◆ AIM OF THE EXERCISE ◆
Exactly reproduce the lines from the line containing "What data populates" to the end of the data below, inclusive, and nothing else.

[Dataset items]
· · · · ·

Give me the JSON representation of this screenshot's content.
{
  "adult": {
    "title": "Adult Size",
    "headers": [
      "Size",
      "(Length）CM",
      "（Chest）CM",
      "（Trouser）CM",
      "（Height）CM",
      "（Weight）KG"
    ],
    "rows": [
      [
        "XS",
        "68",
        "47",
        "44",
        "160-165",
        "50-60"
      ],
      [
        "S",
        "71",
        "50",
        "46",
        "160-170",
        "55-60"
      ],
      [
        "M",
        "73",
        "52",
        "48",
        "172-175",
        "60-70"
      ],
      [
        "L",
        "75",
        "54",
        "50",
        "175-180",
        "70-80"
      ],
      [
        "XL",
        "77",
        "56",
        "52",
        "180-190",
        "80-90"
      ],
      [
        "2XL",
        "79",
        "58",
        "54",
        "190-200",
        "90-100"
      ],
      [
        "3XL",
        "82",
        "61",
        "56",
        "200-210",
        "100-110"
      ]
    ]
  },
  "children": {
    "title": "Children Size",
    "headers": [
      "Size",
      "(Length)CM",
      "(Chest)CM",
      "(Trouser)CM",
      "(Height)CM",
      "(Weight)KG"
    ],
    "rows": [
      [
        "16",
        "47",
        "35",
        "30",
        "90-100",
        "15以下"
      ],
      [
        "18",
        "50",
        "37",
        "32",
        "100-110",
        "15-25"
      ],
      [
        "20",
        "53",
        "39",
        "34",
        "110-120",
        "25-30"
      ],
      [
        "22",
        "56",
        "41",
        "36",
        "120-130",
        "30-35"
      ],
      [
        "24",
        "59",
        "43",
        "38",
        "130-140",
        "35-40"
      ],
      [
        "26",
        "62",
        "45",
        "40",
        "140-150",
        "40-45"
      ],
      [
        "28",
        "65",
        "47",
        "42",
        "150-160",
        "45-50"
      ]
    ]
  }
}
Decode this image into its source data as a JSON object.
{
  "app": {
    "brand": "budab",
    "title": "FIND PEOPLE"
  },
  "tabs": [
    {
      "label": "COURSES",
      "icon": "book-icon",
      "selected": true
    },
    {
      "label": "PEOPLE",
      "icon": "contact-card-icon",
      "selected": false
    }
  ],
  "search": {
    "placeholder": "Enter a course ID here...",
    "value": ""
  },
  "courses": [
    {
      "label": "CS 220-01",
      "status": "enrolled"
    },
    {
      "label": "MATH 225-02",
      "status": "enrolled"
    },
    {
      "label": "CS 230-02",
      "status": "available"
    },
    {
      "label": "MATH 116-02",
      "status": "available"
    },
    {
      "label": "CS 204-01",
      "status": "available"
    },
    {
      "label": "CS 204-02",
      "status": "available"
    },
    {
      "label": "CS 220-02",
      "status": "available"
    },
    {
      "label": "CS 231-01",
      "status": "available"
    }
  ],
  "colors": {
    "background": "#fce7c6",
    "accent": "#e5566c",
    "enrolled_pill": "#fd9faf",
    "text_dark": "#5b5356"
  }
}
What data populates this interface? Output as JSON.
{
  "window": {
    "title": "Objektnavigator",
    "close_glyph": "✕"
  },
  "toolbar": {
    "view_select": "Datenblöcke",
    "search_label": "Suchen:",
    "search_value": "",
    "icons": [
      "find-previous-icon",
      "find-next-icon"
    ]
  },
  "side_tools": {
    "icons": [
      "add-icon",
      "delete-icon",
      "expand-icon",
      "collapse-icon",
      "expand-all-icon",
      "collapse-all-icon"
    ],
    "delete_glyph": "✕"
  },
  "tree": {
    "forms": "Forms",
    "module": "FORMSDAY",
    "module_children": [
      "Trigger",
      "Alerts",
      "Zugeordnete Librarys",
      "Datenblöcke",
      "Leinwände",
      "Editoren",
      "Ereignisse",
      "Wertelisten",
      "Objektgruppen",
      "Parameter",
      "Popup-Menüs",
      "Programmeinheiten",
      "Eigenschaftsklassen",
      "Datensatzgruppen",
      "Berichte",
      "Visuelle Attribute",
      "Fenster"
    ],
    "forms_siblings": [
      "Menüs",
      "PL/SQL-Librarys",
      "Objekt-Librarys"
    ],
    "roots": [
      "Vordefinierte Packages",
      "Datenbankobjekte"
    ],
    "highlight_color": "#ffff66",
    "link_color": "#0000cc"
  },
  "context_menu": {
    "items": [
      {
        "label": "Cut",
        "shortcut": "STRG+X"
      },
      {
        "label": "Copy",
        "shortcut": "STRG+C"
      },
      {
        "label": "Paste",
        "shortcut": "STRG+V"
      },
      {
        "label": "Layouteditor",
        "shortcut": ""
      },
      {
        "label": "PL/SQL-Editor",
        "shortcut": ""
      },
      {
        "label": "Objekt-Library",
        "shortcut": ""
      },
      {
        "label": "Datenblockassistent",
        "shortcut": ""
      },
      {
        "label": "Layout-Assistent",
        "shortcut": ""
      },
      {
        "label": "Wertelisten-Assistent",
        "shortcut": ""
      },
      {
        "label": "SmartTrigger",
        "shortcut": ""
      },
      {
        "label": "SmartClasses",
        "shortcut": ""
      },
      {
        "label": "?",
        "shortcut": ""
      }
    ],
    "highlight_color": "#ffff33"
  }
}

· · · · ·

◆ TASK SOLUTION ◆
What data populates this interface? Output as JSON.
{
  "window": {
    "title": "Objektnavigator",
    "close_glyph": "✕"
  },
  "toolbar": {
    "view_select": "Datenblöcke",
    "search_label": "Suchen:",
    "search_value": "",
    "icons": [
      "find-previous-icon",
      "find-next-icon"
    ]
  },
  "side_tools": {
    "icons": [
      "add-icon",
      "delete-icon",
      "expand-icon",
      "collapse-icon",
      "expand-all-icon",
      "collapse-all-icon"
    ],
    "delete_glyph": "✕"
  },
  "tree": {
    "forms": "Forms",
    "module": "FORMSDAY",
    "module_children": [
      "Trigger",
      "Alerts",
      "Zugeordnete Librarys",
      "Datenblöcke",
      "Leinwände",
      "Editoren",
      "Ereignisse",
      "Wertelisten",
      "Objektgruppen",
      "Parameter",
      "Popup-Menüs",
      "Programmeinheiten",
      "Eigenschaftsklassen",
      "Datensatzgruppen",
      "Berichte",
      "Visuelle Attribute",
      "Fenster"
    ],
    "forms_siblings": [
      "Menüs",
      "PL/SQL-Librarys",
      "Objekt-Librarys"
    ],
    "roots": [
      "Vordefinierte Packages",
      "Datenbankobjekte"
    ],
    "highlight_color": "#ffff66",
    "link_color": "#0000cc"
  },
  "context_menu": {
    "items": [
      {
        "label": "Cut",
        "shortcut": "STRG+X"
      },
      {
        "label": "Copy",
        "shortcut": "STRG+C"
      },
      {
        "label": "Paste",
        "shortcut": "STRG+V"
      },
      {
        "label": "Layouteditor",
        "shortcut": ""
      },
      {
        "label": "PL/SQL-Editor",
        "shortcut": ""
      },
      {
        "label": "Objekt-Library",
        "shortcut": ""
      },
      {
        "label": "Datenblockassistent",
        "shortcut": ""
      },
      {
        "label": "Layout-Assistent",
        "shortcut": ""
      },
      {
        "label": "Wertelisten-Assistent",
        "shortcut": ""
      },
      {
        "label": "SmartTrigger",
        "shortcut": ""
      },
      {
        "label": "SmartClasses",
        "shortcut": ""
      },
      {
        "label": "?",
        "shortcut": ""
      }
    ],
    "highlight_color": "#ffff33"
  }
}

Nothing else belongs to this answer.